Copy out every line containing the word "link".

-- Begin --

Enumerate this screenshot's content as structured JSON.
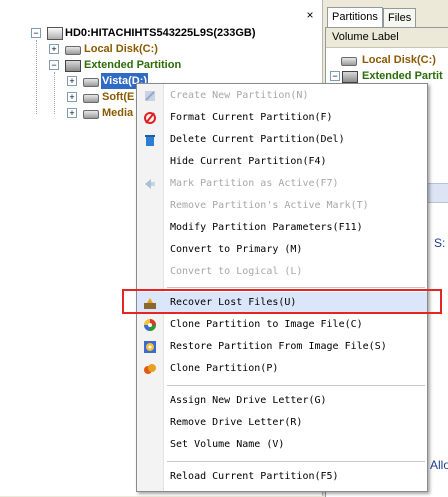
{
  "tree": {
    "root": "HD0:HITACHIHTS543225L9S(233GB)",
    "local_disk": "Local Disk(C:)",
    "extended": "Extended Partition",
    "vista": "Vista(D:)",
    "soft": "Soft(E",
    "media": "Media",
    "close_glyph": "×"
  },
  "right_panel": {
    "tab_partitions": "Partitions",
    "tab_files": "Files",
    "volume_label_header": "Volume Label",
    "local_disk": "Local Disk(C:)",
    "extended": "Extended Partit",
    "s_fragment": "S:",
    "alloc_fragment": "Alloc"
  },
  "menu": {
    "items": [
      {
        "label": "Create New Partition(N)",
        "enabled": false,
        "icon": "create-partition-icon"
      },
      {
        "label": "Format Current Partition(F)",
        "enabled": true,
        "icon": "format-icon"
      },
      {
        "label": "Delete Current Partition(Del)",
        "enabled": true,
        "icon": "trash-icon"
      },
      {
        "label": "Hide Current Partition(F4)",
        "enabled": true,
        "icon": ""
      },
      {
        "label": "Mark Partition as Active(F7)",
        "enabled": false,
        "icon": "mark-active-icon"
      },
      {
        "label": "Remove Partition's Active Mark(T)",
        "enabled": false,
        "icon": ""
      },
      {
        "label": "Modify Partition Parameters(F11)",
        "enabled": true,
        "icon": ""
      },
      {
        "label": "Convert to Primary (M)",
        "enabled": true,
        "icon": ""
      },
      {
        "label": "Convert to Logical (L)",
        "enabled": false,
        "icon": ""
      },
      {
        "label": "Recover Lost Files(U)",
        "enabled": true,
        "icon": "recover-icon"
      },
      {
        "label": "Clone Partition to Image File(C)",
        "enabled": true,
        "icon": "clone-to-image-icon"
      },
      {
        "label": "Restore Partition From Image File(S)",
        "enabled": true,
        "icon": "restore-image-icon"
      },
      {
        "label": "Clone Partition(P)",
        "enabled": true,
        "icon": "clone-partition-icon"
      },
      {
        "label": "Assign New Drive Letter(G)",
        "enabled": true,
        "icon": ""
      },
      {
        "label": "Remove Drive Letter(R)",
        "enabled": true,
        "icon": ""
      },
      {
        "label": "Set Volume Name (V)",
        "enabled": true,
        "icon": ""
      },
      {
        "label": "Reload Current Partition(F5)",
        "enabled": true,
        "icon": ""
      }
    ]
  },
  "colors": {
    "highlight_box": "#e52424",
    "selection": "#316ac5",
    "tree_green": "#2b6d08",
    "tree_brown": "#8b5a00"
  }
}
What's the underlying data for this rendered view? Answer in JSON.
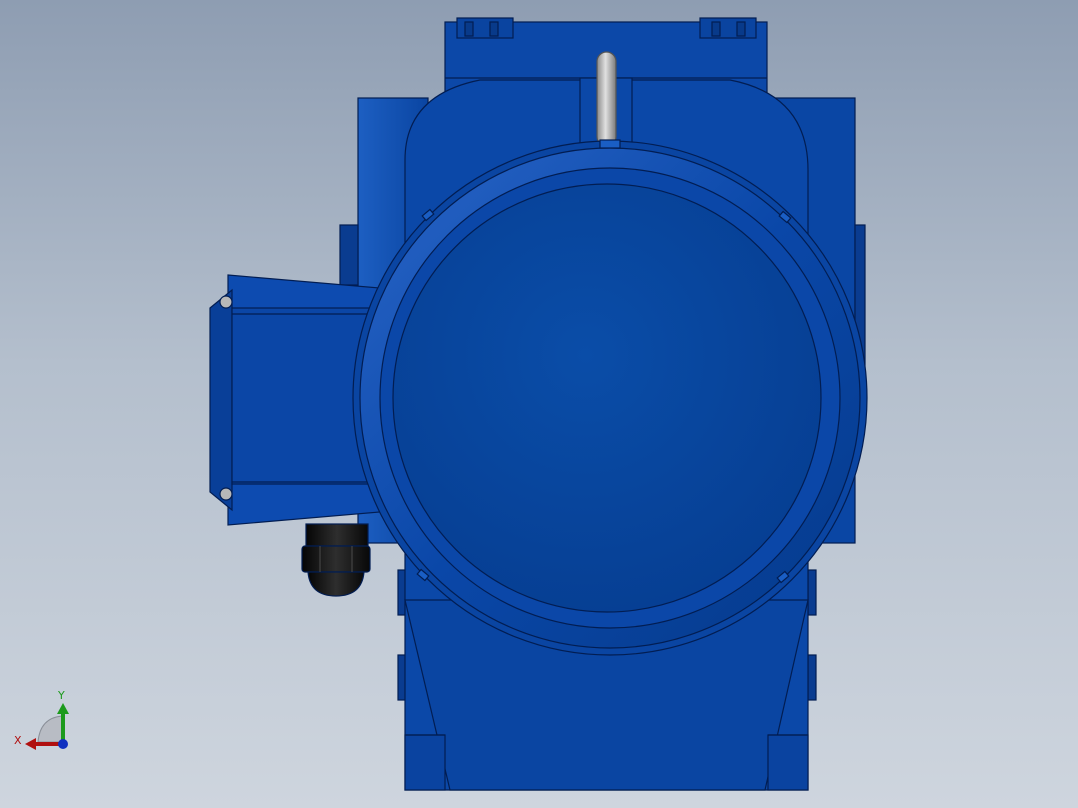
{
  "viewport": {
    "background_top": "#8e9db2",
    "background_bottom": "#ced5de"
  },
  "model": {
    "body_color": "#0b47a6",
    "body_dark": "#063a8c",
    "edge_color": "#021d52",
    "highlight_color": "#2a6ad0",
    "lifting_eye_color": "#a8a8a8",
    "cable_gland_color": "#1a1a1a"
  },
  "triad": {
    "x_label": "X",
    "y_label": "Y",
    "x_color": "#b01010",
    "y_color": "#1c9a1c",
    "z_color": "#1030c0"
  }
}
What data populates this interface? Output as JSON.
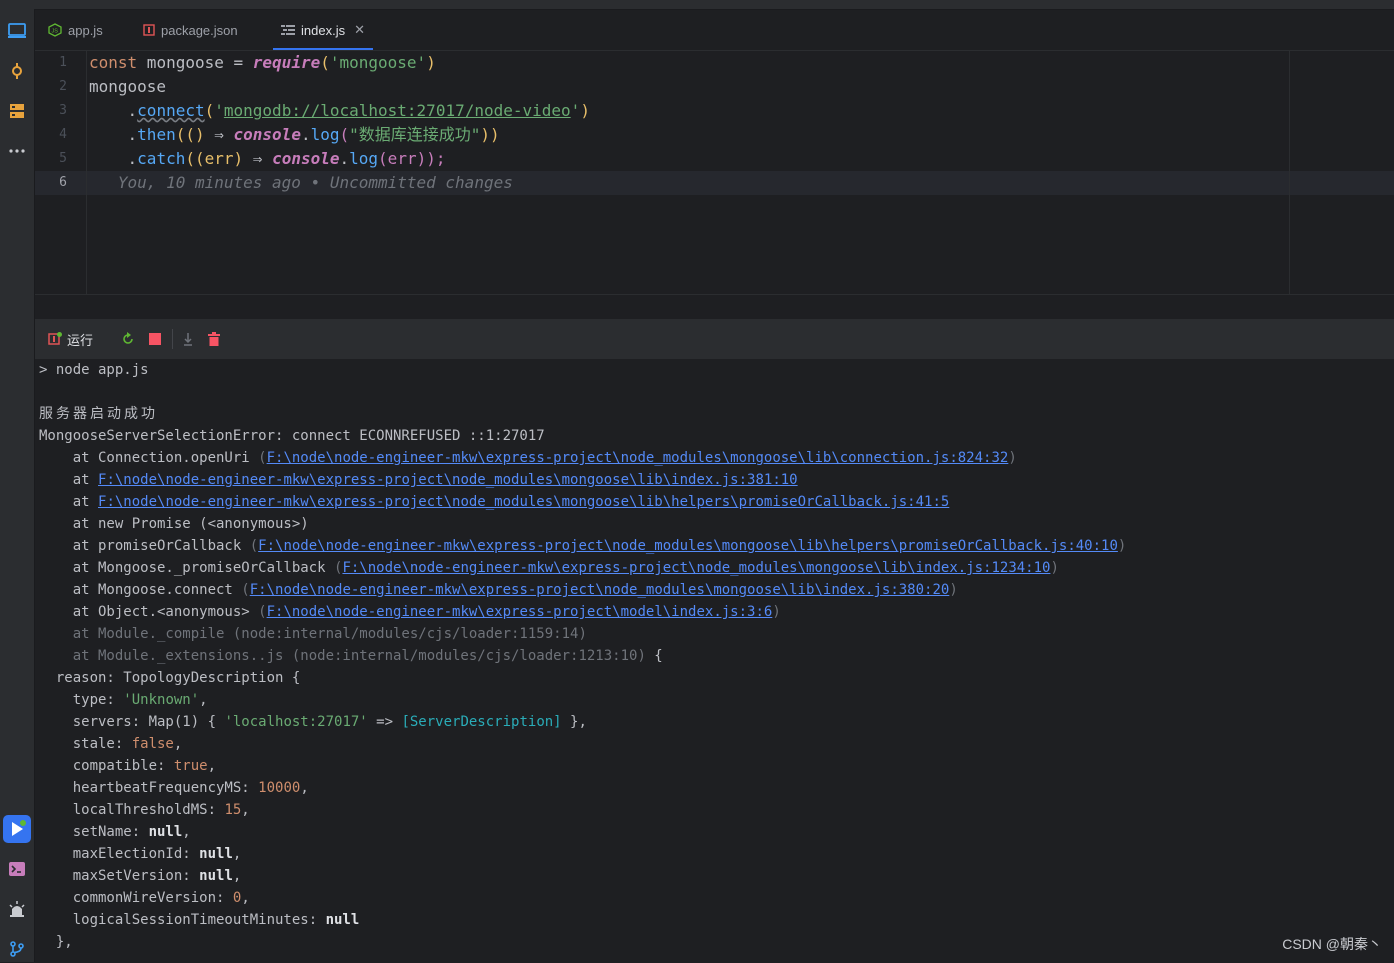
{
  "tabs": [
    {
      "label": "app.js",
      "icon": "js-file-icon",
      "active": false
    },
    {
      "label": "package.json",
      "icon": "json-file-icon",
      "active": false
    },
    {
      "label": "index.js",
      "icon": "structure-file-icon",
      "active": true
    }
  ],
  "editor": {
    "line_numbers": [
      "1",
      "2",
      "3",
      "4",
      "5",
      "6"
    ],
    "current_line": "6",
    "lines": [
      {
        "t1": "const",
        "t2": " mongoose ",
        "t3": "=",
        "t4": " ",
        "t5": "require",
        "t6": "(",
        "t7": "'mongoose'",
        "t8": ")"
      },
      {
        "t1": "mongoose"
      },
      {
        "t1": "    .",
        "t2": "connect",
        "t3": "(",
        "t4": "'",
        "t5": "mongodb://localhost:27017/node-video",
        "t6": "'",
        "t7": ")"
      },
      {
        "t1": "    .",
        "t2": "then",
        "t3": "(() ",
        "t4": "⇒",
        "t5": " ",
        "t6": "console",
        "t7": ".",
        "t8": "log",
        "t9": "(",
        "t10": "\"数据库连接成功\"",
        "t11": "))"
      },
      {
        "t1": "    .",
        "t2": "catch",
        "t3": "((err) ",
        "t4": "⇒",
        "t5": " ",
        "t6": "console",
        "t7": ".",
        "t8": "log",
        "t9": "(err));"
      },
      {
        "blame": "   You, 10 minutes ago • Uncommitted changes"
      }
    ]
  },
  "run_panel": {
    "title": "运行",
    "tools": [
      "rerun-icon",
      "stop-icon",
      "scroll-to-end-icon",
      "clear-all-icon"
    ]
  },
  "console": {
    "cmd": "> node app.js",
    "server_ok": "服务器启动成功",
    "error": "MongooseServerSelectionError: connect ECONNREFUSED ::1:27017",
    "trace": [
      {
        "pre": "    at Connection.openUri ",
        "open": "(",
        "link": "F:\\node\\node-engineer-mkw\\express-project\\node_modules\\mongoose\\lib\\connection.js:824:32",
        "close": ")"
      },
      {
        "pre": "    at ",
        "open": "",
        "link": "F:\\node\\node-engineer-mkw\\express-project\\node_modules\\mongoose\\lib\\index.js:381:10",
        "close": ""
      },
      {
        "pre": "    at ",
        "open": "",
        "link": "F:\\node\\node-engineer-mkw\\express-project\\node_modules\\mongoose\\lib\\helpers\\promiseOrCallback.js:41:5",
        "close": ""
      },
      {
        "pre": "    at new Promise (<anonymous>)",
        "open": "",
        "link": "",
        "close": ""
      },
      {
        "pre": "    at promiseOrCallback ",
        "open": "(",
        "link": "F:\\node\\node-engineer-mkw\\express-project\\node_modules\\mongoose\\lib\\helpers\\promiseOrCallback.js:40:10",
        "close": ")"
      },
      {
        "pre": "    at Mongoose._promiseOrCallback ",
        "open": "(",
        "link": "F:\\node\\node-engineer-mkw\\express-project\\node_modules\\mongoose\\lib\\index.js:1234:10",
        "close": ")"
      },
      {
        "pre": "    at Mongoose.connect ",
        "open": "(",
        "link": "F:\\node\\node-engineer-mkw\\express-project\\node_modules\\mongoose\\lib\\index.js:380:20",
        "close": ")"
      },
      {
        "pre": "    at Object.<anonymous> ",
        "open": "(",
        "link": "F:\\node\\node-engineer-mkw\\express-project\\model\\index.js:3:6",
        "close": ")"
      }
    ],
    "dim_trace": [
      {
        "text": "    at Module._compile (node:internal/modules/cjs/loader:1159:14)",
        "tail": ""
      },
      {
        "text": "    at Module._extensions..js (node:internal/modules/cjs/loader:1213:10)",
        "tail": " {"
      }
    ],
    "reason": "  reason: TopologyDescription {",
    "props": [
      {
        "key": "    type: ",
        "val": "'Unknown'",
        "kind": "cstr",
        "tail": ","
      },
      {
        "key": "    servers: Map(1) { ",
        "val": "'localhost:27017'",
        "kind": "cstr",
        "tail": " => ",
        "extra": "[ServerDescription]",
        "extra_kind": "ccls",
        "tail2": " },"
      },
      {
        "key": "    stale: ",
        "val": "false",
        "kind": "cbool",
        "tail": ","
      },
      {
        "key": "    compatible: ",
        "val": "true",
        "kind": "cbool",
        "tail": ","
      },
      {
        "key": "    heartbeatFrequencyMS: ",
        "val": "10000",
        "kind": "cnum2",
        "tail": ","
      },
      {
        "key": "    localThresholdMS: ",
        "val": "15",
        "kind": "cnum2",
        "tail": ","
      },
      {
        "key": "    setName: ",
        "val": "null",
        "kind": "bold",
        "tail": ","
      },
      {
        "key": "    maxElectionId: ",
        "val": "null",
        "kind": "bold",
        "tail": ","
      },
      {
        "key": "    maxSetVersion: ",
        "val": "null",
        "kind": "bold",
        "tail": ","
      },
      {
        "key": "    commonWireVersion: ",
        "val": "0",
        "kind": "cnum2",
        "tail": ","
      },
      {
        "key": "    logicalSessionTimeoutMinutes: ",
        "val": "null",
        "kind": "bold",
        "tail": ""
      }
    ],
    "closing": "  },"
  },
  "watermark": "CSDN @朝秦丶",
  "colors": {
    "accent": "#3574f0",
    "link": "#548af7",
    "string": "#6aab73",
    "keyword": "#cf8e6d",
    "error_red": "#f75464"
  }
}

-- End --

__Output of the exercise__:
        "link": "F:\\node\\node-engineer-mkw\\express-project\\node_modules\\mongoose\\lib\\connection.js:824:32",
        "link": "F:\\node\\node-engineer-mkw\\express-project\\node_modules\\mongoose\\lib\\index.js:381:10",
        "link": "F:\\node\\node-engineer-mkw\\express-project\\node_modules\\mongoose\\lib\\helpers\\promiseOrCallback.js:41:5",
        "link": "",
        "link": "F:\\node\\node-engineer-mkw\\express-project\\node_modules\\mongoose\\lib\\helpers\\promiseOrCallback.js:40:10",
        "link": "F:\\node\\node-engineer-mkw\\express-project\\node_modules\\mongoose\\lib\\index.js:1234:10",
        "link": "F:\\node\\node-engineer-mkw\\express-project\\node_modules\\mongoose\\lib\\index.js:380:20",
        "link": "F:\\node\\node-engineer-mkw\\express-project\\model\\index.js:3:6",
    "link": "#548af7",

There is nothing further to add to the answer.